▸ Article:
•••••
Addressed Nico & Callum review comments.

bwplotka · bwplotka · commit 0fe10e37fff7 · 2024-06-19T09:58:44.000+01:00
Signed-off-by: bwplotka &lt;bwplotka@gmail.com&gt;
diff --git a/content/docs/specs/remote_write_spec_2_0.md b/content/docs/specs/remote_write_spec_2_0.md
@@ -26,7 +26,7 @@ The Remote-Write protocol is designed to make it possible to reliably propagate
 <!---
 For the detailed rationales behind each 2.0 Remote-Write decision, see: https://github.com/prometheus/proposals/blob/alexg/remote-write-20-proposal/proposals/2024-04-09_remote-write-20.md
 -->
-The Remote-Write protocol is designed to be stateless; there is strictly no inter-message communication. As such the protocol is not considered "streaming." To achieve a streaming effect multiple messages should be sent over the same connection using e.g. HTTP/1.1 or HTTP/2. "Fancy" technologies such as gRPC were considered, but at the time were not widely adopted, and it was challenging to expose gRPC services to the internet behind load balancers such as an AWS EC2 ELB.
•••••
▸ What to do:
A: Besides Remote-Write itself, list every protocol or technology named in the line that the commit diff marks as removed.
B: Pick up the Remote-Write commit diff after its final line and continue it.
The data after this point comes from an unrelated source.
•••••
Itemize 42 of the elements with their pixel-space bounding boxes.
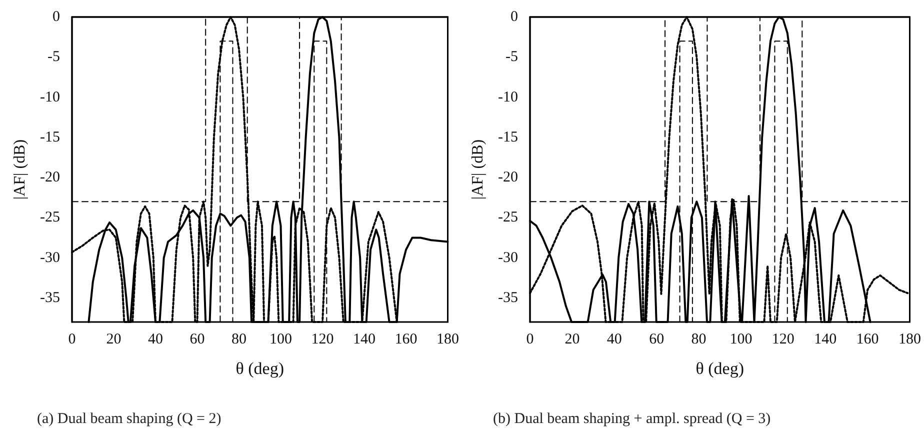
x-tick-label: 60 xyxy=(649,332,664,348)
text: (b) Dual beam shaping + ampl. spread (Q = 3) xyxy=(493,411,771,427)
x-axis-title: θ (deg) xyxy=(236,359,284,378)
y-tick-label: -15 xyxy=(498,129,518,146)
text: (a) Dual beam shaping (Q = 2) xyxy=(37,411,222,427)
y-tick-label: -5 xyxy=(506,49,518,66)
y-tick-label: -25 xyxy=(40,210,60,226)
x-tick-label: 140 xyxy=(353,332,376,348)
y-axis-title: |AF| (dB) xyxy=(470,139,486,200)
y-tick-label: -10 xyxy=(40,89,60,106)
y-tick-label: -30 xyxy=(498,250,518,266)
y-tick-label: -5 xyxy=(48,49,60,66)
y-tick-label: -20 xyxy=(498,170,518,186)
x-tick-label: 40 xyxy=(606,332,622,348)
x-tick-label: 0 xyxy=(68,332,76,348)
x-tick-label: 20 xyxy=(106,332,122,348)
y-tick-label: -20 xyxy=(40,170,60,186)
x-tick-label: 160 xyxy=(394,332,418,348)
x-tick-label: 40 xyxy=(148,332,163,348)
x-tick-label: 20 xyxy=(564,332,580,348)
x-tick-label: 80 xyxy=(691,332,706,348)
y-axis-title: |AF| (dB) xyxy=(12,139,28,200)
y-tick-label: -30 xyxy=(40,250,60,266)
x-tick-label: 80 xyxy=(232,332,246,348)
x-tick-label: 120 xyxy=(772,332,794,348)
y-tick-label: -25 xyxy=(498,210,518,226)
x-tick-label: 100 xyxy=(730,332,752,348)
y-tick-label: 0 xyxy=(510,9,518,25)
x-tick-label: 120 xyxy=(311,332,334,348)
x-tick-label: 140 xyxy=(814,332,837,348)
x-tick-label: 100 xyxy=(270,332,292,348)
y-tick-label: 0 xyxy=(52,9,60,25)
x-tick-label: 160 xyxy=(856,332,879,348)
y-tick-label: -15 xyxy=(40,129,60,146)
x-axis-title: θ (deg) xyxy=(696,359,744,378)
x-tick-label: 180 xyxy=(898,332,921,348)
x-tick-label: 180 xyxy=(436,332,459,348)
y-tick-label: -35 xyxy=(40,290,60,306)
y-tick-label: -35 xyxy=(498,290,518,306)
x-tick-label: 60 xyxy=(190,332,205,348)
y-tick-label: -10 xyxy=(498,89,518,106)
x-tick-label: 0 xyxy=(526,332,534,348)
•••••
▸ Outputs by task:
A: HTTP/1.1, HTTP/2, gRPC, AWS EC2 ELB

B:
+The Remote-Write protocol is designed to be stateless; there is strictly no inter-message communication. As such the protocol is not considered "streaming". To achieve a streaming effect multiple messages should be sent over the same connection using e.g. HTTP/1.1 or HTTP/2. "Fancy" technologies such as gRPC were considered, but at the time were not widely adopted, and it was challenging to expose gRPC services to the internet behind load balancers such as an AWS EC2 ELB.
 
 The Remote-Write protocol contains opportunities for batching, e.g. sending multiple samples for different series in a single request. It is not expected that multiple samples for the same series will be commonly sent in the same request, although there is support for this in the Proto Message.
 
@@ -38,7 +38,7 @@ In this document, the following definitions are followed:
 
 * a `Remote-Write` is the name of this Prometheus protocol.
 * a `Protocol` is a communication specification that enables the client and server to transfer metrics.
-* a `Proto Message` refers to the [content type](https://www.rfc-editor.org/rfc/rfc9110.html#name-content-type) definition of the data structure for this Protocol. Since the specification uses [Google Protocol Buffers ("protobuf")](https://protobuf.dev/) exclusively, the schema is defined in a ["proto" file](https://protobuf.dev/programming-guides/proto3/) and represented by a single Protobuf ["message"](https://protobuf.dev/programming-guides/proto3/#simple).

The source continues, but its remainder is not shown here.